● Objective
Only lines with the string "Carte" matter here; gather them from the material below.

Excerpt from a dataset
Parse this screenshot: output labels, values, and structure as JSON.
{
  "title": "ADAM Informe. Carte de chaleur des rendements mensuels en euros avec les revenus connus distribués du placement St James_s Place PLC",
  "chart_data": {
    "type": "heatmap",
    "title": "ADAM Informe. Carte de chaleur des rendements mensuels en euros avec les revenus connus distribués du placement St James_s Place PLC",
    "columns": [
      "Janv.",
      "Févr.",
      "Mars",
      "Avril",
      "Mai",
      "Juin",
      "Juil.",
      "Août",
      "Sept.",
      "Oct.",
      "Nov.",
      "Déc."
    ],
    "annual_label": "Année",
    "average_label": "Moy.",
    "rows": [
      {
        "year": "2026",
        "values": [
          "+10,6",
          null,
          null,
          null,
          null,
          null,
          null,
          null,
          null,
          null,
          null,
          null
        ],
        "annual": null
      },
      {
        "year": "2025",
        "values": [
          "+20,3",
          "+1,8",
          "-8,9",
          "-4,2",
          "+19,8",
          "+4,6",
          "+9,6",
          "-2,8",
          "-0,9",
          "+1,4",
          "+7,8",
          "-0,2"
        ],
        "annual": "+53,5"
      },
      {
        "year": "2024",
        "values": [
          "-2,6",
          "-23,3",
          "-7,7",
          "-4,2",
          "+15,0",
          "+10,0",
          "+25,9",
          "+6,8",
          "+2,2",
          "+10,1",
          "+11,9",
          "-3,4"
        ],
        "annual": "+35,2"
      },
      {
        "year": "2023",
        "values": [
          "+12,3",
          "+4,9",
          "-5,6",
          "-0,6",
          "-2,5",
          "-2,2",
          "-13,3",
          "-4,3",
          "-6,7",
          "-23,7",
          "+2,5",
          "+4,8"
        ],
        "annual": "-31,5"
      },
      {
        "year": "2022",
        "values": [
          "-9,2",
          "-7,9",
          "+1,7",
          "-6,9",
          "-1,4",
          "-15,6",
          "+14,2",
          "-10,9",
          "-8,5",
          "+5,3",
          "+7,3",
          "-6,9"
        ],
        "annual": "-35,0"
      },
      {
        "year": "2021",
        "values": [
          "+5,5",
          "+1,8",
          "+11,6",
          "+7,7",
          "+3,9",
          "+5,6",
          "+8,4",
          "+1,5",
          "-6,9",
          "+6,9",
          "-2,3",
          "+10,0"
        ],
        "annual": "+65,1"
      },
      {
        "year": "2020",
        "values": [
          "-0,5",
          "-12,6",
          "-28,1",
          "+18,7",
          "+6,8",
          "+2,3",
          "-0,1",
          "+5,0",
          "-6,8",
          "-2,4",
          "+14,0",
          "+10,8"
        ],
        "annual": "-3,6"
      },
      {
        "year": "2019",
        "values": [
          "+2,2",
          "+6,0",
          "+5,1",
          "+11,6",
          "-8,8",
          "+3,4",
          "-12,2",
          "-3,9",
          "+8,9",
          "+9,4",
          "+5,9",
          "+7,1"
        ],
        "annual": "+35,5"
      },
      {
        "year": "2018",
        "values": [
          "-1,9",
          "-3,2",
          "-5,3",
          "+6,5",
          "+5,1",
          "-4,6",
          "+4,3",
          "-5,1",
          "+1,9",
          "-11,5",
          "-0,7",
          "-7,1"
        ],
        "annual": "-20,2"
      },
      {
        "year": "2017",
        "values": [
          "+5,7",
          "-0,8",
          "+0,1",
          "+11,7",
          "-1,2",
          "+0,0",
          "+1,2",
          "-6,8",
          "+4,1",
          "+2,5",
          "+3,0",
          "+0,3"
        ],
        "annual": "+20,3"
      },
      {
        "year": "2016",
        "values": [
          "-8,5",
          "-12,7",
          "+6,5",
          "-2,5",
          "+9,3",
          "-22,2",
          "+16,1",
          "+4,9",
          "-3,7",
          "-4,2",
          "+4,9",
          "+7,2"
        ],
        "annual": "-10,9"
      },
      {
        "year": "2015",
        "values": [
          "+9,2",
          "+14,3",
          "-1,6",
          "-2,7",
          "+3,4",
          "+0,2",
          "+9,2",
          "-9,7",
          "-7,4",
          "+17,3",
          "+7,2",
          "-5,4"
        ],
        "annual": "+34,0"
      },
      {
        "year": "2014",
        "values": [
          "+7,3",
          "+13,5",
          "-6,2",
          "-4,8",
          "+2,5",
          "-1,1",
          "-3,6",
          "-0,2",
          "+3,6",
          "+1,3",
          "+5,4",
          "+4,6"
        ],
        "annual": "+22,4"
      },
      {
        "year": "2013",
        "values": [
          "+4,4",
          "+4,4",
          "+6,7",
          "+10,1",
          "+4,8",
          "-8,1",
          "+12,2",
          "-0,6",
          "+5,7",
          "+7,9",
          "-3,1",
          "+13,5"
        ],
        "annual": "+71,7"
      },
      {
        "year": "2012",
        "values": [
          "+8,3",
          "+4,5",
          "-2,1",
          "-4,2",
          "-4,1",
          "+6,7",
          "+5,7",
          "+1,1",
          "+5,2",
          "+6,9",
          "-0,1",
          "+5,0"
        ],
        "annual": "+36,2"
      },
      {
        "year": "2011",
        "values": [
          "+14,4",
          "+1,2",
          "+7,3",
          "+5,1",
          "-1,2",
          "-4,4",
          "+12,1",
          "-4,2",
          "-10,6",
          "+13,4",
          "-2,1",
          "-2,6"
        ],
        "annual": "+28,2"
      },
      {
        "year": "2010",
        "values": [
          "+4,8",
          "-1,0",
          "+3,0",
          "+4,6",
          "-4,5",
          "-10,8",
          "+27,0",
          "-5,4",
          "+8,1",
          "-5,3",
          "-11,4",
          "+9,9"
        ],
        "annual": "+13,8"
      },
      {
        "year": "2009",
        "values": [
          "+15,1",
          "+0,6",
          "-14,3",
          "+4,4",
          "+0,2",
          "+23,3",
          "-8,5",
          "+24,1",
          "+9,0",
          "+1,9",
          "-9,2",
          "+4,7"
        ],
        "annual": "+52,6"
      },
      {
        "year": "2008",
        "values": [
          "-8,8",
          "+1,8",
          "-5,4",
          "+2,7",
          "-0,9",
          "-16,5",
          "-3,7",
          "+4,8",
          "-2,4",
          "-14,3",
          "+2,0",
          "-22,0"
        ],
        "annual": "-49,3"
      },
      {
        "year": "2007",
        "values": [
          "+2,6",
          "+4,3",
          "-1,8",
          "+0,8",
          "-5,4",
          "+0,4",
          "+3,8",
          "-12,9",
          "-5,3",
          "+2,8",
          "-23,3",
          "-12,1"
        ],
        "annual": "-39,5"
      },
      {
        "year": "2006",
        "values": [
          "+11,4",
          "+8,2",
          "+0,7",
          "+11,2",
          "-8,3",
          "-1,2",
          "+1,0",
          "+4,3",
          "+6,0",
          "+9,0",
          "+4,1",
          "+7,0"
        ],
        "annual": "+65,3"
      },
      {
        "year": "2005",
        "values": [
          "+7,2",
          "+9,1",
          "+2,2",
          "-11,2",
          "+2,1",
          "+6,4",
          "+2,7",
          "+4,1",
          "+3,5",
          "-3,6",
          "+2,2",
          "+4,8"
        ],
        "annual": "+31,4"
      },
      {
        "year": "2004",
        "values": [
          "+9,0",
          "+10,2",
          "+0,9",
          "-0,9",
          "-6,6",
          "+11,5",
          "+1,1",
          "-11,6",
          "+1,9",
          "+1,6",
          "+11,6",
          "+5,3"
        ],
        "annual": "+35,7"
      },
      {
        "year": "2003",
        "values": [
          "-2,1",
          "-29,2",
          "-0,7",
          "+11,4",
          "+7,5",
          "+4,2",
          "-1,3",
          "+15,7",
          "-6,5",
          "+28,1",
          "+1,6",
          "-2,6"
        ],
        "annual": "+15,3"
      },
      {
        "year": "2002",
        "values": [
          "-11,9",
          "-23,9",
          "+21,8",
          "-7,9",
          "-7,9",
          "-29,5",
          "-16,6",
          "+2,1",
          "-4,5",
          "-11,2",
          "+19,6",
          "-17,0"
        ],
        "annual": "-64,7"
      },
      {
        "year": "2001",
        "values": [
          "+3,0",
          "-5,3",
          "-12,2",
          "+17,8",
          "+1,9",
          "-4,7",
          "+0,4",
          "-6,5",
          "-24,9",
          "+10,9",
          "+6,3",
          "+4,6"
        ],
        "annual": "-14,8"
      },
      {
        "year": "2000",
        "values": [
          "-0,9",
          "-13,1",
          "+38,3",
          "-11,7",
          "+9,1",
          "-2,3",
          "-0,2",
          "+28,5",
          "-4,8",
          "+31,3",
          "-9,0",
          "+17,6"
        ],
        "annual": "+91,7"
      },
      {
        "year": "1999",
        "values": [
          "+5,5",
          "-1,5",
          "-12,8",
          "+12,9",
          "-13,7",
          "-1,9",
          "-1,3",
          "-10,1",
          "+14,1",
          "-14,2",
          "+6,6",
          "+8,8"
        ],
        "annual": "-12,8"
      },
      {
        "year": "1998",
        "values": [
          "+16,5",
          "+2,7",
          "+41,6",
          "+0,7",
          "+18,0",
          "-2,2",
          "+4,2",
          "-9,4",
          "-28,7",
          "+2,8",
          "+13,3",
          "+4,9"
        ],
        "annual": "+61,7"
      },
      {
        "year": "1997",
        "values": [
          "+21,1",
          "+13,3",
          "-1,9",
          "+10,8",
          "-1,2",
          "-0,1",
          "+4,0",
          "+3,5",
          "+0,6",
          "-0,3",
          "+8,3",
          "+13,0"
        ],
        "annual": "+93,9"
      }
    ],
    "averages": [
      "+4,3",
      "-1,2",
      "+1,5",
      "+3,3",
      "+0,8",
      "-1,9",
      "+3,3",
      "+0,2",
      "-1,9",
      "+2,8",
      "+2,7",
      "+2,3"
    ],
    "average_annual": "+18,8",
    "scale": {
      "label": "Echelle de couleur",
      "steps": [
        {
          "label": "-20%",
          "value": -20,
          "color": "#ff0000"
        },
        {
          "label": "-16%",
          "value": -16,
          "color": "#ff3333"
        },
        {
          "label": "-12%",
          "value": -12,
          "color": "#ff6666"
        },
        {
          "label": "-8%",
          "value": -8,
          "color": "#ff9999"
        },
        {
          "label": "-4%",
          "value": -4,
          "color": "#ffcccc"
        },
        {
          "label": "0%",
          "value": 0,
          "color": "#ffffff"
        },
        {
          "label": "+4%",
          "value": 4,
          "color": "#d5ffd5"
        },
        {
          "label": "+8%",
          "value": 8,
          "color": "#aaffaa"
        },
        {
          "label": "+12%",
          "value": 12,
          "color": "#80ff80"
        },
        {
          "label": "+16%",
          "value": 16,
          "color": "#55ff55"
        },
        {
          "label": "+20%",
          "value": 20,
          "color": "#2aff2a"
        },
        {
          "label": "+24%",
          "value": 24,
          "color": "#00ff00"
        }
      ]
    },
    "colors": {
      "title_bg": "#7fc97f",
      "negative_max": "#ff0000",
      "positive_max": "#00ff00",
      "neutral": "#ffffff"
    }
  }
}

● Exercise output
  "title": "ADAM Informe. Carte de chaleur des rendements mensuels en euros avec les revenus connus distribués du placement St James_s Place PLC",
    "title": "ADAM Informe. Carte de chaleur des rendements mensuels en euros avec les revenus connus distribués du placement St James_s Place PLC",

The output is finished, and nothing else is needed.